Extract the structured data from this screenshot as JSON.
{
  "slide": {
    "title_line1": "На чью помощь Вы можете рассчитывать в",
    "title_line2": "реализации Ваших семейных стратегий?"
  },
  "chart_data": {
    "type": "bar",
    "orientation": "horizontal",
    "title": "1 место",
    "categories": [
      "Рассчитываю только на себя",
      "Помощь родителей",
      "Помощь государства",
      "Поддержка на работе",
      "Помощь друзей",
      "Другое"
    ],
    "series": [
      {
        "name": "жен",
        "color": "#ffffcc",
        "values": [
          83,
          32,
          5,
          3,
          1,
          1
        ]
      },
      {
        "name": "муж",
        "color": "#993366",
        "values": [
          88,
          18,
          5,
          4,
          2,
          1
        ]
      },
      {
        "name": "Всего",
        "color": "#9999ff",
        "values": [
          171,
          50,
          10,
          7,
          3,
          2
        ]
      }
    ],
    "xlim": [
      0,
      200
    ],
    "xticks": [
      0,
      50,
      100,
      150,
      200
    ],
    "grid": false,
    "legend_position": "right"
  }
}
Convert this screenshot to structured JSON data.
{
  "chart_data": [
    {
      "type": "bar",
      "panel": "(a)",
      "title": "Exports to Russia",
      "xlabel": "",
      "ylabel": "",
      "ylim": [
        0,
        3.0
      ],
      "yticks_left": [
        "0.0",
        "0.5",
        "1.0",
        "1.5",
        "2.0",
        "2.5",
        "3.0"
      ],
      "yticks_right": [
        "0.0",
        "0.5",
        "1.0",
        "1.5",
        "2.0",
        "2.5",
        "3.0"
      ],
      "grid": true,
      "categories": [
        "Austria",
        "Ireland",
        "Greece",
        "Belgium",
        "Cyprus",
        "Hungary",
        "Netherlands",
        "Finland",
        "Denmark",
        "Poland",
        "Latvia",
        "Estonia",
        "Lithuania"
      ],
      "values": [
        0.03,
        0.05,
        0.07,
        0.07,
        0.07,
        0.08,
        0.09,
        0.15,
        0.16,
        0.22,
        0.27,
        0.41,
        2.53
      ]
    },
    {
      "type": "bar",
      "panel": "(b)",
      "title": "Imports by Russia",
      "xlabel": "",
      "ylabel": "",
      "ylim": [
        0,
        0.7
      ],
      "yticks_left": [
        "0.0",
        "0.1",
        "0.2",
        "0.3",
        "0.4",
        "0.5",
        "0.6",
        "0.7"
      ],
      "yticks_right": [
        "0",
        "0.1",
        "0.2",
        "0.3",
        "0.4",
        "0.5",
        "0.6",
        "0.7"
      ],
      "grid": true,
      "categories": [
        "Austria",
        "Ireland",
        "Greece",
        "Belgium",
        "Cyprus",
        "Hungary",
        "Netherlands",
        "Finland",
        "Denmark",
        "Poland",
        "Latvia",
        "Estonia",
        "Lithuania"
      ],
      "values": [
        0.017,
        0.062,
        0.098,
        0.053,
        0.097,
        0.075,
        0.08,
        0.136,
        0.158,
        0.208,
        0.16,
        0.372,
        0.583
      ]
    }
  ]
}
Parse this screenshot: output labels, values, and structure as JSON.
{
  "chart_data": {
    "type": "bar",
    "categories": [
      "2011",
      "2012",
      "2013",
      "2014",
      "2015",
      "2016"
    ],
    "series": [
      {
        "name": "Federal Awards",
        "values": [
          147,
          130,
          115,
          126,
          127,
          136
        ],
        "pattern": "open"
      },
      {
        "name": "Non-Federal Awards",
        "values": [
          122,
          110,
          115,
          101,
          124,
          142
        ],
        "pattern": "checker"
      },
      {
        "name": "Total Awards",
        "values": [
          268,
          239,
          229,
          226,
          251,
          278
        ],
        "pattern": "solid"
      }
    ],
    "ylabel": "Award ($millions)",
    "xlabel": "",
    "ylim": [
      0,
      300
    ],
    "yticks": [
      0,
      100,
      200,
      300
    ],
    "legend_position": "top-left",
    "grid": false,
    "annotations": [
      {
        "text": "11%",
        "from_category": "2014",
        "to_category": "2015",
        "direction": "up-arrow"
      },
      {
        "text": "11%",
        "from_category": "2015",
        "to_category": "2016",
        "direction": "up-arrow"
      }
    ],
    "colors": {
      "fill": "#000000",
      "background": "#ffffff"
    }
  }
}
========================
◆ **Exercise objective**
Using the records above, gather all lines where the string "this" is present.

◆ **Task response**
Extract the structured data from this screenshot as JSON.
Convert this screenshot to structured JSON data.
Parse this screenshot: output labels, values, and structure as JSON.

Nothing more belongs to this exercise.